◆ To be done ◆
Where a line below holds the string "date", copy that line.

>> Start Data in this exercise

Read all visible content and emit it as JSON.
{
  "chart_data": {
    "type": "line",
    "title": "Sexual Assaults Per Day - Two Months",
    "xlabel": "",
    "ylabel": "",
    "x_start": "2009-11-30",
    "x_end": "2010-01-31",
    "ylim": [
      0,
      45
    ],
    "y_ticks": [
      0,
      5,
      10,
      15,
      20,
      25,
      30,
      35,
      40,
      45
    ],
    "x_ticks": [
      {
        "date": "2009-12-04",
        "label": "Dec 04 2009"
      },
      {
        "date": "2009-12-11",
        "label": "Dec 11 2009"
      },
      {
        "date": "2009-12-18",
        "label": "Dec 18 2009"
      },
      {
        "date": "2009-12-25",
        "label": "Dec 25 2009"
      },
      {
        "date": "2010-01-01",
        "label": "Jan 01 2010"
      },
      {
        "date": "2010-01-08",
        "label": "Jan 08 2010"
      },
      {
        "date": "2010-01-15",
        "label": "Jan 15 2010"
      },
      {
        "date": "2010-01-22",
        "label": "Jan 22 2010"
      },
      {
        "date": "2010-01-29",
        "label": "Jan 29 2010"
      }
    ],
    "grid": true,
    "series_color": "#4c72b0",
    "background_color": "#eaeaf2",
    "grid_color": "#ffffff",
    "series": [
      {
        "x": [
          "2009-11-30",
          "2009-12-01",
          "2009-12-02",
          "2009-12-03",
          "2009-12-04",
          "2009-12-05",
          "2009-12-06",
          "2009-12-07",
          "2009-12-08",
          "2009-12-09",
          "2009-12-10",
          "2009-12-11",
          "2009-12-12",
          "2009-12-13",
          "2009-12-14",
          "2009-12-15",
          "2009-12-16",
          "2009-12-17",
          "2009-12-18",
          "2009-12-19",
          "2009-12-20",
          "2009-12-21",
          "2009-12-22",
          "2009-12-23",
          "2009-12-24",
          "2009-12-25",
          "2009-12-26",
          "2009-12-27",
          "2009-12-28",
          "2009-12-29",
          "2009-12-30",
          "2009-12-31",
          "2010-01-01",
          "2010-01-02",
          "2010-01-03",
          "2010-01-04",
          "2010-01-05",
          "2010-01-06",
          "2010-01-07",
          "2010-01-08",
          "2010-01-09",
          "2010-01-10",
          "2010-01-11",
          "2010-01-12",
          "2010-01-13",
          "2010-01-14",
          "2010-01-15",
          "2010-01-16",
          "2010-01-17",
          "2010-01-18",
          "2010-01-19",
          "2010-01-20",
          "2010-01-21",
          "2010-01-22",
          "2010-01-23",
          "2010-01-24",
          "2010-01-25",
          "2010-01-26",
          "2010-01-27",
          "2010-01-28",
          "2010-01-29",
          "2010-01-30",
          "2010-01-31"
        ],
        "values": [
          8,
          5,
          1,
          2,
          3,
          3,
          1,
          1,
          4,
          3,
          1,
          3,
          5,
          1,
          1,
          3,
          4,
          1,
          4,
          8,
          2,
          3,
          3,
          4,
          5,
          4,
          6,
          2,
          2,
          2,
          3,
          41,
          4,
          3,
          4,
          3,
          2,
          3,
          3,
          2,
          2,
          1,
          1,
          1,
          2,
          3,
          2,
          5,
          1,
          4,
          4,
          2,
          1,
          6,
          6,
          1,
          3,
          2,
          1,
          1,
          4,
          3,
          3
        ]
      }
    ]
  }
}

>> End Data in this exercise

◆ Task result ◆
        "date": "2009-12-04",
        "date": "2009-12-11",
        "date": "2009-12-18",
        "date": "2009-12-25",
        "date": "2010-01-01",
        "date": "2010-01-08",
        "date": "2010-01-15",
        "date": "2010-01-22",
        "date": "2010-01-29",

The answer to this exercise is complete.